▶ **What you have to do**: Each line in the records below that has the word "screenshot" should be copied.

(Information)

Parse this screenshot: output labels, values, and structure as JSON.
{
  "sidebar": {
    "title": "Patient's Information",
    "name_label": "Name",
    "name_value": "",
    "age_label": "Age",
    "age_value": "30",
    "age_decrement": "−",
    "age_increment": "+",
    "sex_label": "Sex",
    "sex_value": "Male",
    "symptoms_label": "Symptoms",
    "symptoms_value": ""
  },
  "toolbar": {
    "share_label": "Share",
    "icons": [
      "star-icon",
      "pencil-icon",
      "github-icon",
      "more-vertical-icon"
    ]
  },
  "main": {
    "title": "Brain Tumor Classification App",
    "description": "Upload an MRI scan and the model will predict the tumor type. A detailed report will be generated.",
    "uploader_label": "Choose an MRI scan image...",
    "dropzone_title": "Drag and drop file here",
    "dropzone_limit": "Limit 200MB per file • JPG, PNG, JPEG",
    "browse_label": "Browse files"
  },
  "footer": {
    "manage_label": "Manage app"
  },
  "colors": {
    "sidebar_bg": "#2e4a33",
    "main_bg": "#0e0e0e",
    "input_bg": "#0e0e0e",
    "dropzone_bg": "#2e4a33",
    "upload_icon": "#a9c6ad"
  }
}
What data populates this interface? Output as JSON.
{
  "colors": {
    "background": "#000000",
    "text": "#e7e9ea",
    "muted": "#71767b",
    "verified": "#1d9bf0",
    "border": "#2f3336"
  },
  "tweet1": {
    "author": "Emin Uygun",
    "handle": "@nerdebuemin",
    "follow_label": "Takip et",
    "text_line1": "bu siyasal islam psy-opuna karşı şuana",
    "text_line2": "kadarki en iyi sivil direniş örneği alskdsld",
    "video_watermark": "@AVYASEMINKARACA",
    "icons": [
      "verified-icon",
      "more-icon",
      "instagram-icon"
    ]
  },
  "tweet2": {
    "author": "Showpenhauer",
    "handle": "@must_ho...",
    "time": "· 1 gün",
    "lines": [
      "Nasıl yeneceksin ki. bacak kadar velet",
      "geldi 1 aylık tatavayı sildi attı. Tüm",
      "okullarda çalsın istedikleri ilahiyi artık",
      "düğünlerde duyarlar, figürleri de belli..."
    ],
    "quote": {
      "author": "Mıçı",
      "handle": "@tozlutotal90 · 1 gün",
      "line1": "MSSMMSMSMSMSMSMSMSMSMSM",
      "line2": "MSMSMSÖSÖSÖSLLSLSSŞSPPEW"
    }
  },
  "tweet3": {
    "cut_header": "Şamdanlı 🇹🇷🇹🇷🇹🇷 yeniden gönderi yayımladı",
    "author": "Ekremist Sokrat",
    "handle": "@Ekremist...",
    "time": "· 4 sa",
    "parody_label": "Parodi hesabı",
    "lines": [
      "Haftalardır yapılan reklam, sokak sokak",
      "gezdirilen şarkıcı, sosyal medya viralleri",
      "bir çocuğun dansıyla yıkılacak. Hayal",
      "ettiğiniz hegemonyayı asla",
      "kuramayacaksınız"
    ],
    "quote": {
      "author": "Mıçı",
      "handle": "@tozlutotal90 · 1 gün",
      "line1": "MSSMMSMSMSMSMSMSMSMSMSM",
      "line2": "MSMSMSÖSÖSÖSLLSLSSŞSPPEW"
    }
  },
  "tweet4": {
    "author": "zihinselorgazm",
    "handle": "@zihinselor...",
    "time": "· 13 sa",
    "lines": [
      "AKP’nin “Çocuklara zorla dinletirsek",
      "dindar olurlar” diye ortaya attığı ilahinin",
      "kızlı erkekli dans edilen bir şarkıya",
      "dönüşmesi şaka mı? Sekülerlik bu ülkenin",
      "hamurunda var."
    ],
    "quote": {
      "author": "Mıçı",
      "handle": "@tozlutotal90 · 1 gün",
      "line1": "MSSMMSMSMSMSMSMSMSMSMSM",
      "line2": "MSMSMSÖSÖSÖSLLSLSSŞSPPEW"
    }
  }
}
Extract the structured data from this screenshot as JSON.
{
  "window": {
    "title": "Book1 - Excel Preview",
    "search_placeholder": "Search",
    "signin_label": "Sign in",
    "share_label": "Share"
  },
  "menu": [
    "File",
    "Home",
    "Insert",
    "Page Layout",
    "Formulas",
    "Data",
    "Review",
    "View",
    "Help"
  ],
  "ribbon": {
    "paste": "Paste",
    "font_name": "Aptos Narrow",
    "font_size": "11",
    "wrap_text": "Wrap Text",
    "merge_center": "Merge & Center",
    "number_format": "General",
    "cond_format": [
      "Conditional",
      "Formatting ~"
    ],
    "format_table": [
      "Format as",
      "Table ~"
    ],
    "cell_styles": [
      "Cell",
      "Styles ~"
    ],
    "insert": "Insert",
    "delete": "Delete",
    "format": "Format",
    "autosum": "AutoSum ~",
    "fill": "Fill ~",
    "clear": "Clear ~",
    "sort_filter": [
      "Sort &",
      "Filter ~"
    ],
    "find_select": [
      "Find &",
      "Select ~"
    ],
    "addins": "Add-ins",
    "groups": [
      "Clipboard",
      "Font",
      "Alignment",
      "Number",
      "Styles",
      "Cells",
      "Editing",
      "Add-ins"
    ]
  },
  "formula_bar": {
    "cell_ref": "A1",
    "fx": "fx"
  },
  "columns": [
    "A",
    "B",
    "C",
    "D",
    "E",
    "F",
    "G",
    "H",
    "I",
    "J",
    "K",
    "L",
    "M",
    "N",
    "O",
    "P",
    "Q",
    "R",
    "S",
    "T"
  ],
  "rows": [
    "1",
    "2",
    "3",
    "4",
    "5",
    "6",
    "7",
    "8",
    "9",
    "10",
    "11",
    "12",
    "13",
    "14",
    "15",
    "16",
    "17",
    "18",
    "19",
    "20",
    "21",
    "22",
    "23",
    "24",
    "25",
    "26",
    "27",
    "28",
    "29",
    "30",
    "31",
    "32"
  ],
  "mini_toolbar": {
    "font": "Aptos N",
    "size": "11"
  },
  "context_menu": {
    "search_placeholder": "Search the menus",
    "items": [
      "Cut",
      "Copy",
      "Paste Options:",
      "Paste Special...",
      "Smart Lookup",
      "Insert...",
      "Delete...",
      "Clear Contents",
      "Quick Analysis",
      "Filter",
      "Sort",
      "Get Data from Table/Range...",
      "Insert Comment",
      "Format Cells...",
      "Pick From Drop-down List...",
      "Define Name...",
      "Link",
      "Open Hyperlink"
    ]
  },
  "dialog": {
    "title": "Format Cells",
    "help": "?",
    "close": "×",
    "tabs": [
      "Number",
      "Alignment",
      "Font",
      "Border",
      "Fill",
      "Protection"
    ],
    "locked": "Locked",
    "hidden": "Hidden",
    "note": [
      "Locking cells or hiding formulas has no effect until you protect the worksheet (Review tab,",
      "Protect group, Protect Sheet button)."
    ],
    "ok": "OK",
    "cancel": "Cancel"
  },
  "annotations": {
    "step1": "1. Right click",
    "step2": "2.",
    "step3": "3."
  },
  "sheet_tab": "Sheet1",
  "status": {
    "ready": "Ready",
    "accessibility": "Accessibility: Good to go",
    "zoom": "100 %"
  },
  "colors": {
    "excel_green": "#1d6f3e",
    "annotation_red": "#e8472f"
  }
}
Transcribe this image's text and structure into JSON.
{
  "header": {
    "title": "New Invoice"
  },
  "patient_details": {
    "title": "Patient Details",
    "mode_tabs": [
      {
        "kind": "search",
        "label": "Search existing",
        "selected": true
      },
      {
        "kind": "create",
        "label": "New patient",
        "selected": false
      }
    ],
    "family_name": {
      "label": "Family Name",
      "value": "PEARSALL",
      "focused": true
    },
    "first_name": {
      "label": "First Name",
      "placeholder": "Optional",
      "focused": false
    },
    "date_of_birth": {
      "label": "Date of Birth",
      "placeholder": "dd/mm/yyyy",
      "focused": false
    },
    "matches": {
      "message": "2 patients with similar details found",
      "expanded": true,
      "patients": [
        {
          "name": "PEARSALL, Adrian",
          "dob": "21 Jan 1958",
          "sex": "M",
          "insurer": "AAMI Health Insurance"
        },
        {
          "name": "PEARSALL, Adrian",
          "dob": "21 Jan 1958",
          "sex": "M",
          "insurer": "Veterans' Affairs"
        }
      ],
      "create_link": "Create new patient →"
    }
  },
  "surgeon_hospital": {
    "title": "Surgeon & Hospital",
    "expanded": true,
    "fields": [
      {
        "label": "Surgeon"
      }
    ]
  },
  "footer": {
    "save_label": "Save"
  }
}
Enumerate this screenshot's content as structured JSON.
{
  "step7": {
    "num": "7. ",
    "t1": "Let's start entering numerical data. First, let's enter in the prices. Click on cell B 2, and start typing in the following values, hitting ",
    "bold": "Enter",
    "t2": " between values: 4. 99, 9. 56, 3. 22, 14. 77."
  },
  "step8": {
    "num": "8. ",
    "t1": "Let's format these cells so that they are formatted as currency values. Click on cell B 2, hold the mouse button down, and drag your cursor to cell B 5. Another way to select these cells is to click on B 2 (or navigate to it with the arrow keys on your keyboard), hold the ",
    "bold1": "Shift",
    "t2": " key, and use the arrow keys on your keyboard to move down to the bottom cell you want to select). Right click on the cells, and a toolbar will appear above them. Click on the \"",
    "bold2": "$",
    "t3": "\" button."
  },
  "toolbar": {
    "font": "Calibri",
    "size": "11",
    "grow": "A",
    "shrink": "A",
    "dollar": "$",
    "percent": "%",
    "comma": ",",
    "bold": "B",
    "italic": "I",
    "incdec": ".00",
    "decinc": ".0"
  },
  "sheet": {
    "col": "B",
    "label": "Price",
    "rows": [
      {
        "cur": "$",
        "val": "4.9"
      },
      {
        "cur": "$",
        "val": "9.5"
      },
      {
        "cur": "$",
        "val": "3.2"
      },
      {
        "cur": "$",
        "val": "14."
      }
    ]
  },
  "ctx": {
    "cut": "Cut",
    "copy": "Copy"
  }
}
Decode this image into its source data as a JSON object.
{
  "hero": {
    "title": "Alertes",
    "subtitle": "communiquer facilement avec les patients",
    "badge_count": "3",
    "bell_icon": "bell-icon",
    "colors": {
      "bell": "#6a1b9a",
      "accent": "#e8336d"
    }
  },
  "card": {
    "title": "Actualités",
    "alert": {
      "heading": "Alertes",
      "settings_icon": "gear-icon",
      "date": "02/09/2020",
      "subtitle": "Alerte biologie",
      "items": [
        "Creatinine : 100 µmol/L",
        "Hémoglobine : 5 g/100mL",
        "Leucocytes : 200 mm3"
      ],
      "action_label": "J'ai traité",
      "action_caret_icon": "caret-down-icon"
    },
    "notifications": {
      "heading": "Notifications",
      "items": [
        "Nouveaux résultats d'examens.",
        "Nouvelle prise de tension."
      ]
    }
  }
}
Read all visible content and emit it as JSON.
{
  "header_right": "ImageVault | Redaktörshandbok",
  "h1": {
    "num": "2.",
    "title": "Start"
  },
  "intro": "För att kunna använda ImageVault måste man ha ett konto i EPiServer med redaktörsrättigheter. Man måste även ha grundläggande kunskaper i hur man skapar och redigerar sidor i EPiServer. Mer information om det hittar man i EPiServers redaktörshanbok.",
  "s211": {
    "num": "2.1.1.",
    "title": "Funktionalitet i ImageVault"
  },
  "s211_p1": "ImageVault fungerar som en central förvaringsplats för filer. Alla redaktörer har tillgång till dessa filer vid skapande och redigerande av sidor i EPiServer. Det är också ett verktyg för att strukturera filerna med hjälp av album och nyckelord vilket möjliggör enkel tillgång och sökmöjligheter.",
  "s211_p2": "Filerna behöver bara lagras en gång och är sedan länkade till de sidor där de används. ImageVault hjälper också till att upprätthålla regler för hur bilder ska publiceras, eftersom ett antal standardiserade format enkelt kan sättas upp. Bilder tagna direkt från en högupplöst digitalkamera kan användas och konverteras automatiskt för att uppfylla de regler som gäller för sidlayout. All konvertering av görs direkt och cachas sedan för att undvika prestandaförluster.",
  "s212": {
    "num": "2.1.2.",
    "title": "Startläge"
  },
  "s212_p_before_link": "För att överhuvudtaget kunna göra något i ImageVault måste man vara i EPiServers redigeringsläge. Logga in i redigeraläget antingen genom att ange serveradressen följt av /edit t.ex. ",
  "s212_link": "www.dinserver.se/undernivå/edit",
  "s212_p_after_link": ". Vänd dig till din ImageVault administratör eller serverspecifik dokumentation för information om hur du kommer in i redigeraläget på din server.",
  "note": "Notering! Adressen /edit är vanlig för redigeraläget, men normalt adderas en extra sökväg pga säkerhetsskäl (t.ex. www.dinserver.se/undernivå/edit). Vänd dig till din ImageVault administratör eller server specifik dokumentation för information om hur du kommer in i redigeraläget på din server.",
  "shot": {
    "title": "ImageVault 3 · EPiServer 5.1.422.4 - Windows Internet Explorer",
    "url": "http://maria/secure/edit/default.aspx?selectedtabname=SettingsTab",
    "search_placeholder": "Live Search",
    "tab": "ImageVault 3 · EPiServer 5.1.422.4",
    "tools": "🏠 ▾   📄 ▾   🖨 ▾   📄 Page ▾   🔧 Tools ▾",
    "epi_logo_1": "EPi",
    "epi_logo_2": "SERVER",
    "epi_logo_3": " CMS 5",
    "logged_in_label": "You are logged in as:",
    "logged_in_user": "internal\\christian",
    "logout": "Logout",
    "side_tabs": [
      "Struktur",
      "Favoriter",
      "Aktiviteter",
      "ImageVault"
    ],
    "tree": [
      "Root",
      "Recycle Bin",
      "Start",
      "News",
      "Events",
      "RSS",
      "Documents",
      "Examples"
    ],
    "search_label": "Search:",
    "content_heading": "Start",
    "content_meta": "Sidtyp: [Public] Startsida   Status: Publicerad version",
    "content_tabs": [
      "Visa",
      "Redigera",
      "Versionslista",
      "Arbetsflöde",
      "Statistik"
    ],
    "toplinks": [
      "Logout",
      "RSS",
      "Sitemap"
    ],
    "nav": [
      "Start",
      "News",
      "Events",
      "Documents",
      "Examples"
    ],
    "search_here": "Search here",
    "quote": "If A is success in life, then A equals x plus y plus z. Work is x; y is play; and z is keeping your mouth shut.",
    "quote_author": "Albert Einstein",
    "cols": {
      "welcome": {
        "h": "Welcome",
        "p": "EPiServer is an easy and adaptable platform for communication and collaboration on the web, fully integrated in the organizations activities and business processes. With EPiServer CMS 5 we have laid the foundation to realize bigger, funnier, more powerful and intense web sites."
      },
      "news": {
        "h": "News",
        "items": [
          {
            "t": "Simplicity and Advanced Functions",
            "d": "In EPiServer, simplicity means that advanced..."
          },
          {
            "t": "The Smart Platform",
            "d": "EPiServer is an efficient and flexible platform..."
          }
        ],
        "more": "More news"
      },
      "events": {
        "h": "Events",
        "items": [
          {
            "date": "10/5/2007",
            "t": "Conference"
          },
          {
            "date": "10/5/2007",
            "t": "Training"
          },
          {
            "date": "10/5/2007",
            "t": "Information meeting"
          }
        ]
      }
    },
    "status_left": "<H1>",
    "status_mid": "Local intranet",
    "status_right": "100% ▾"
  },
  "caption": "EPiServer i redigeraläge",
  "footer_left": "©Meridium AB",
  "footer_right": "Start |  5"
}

(End Information)

▶ **Task answer**:
Parse this screenshot: output labels, values, and structure as JSON.
Extract the structured data from this screenshot as JSON.
Enumerate this screenshot's content as structured JSON.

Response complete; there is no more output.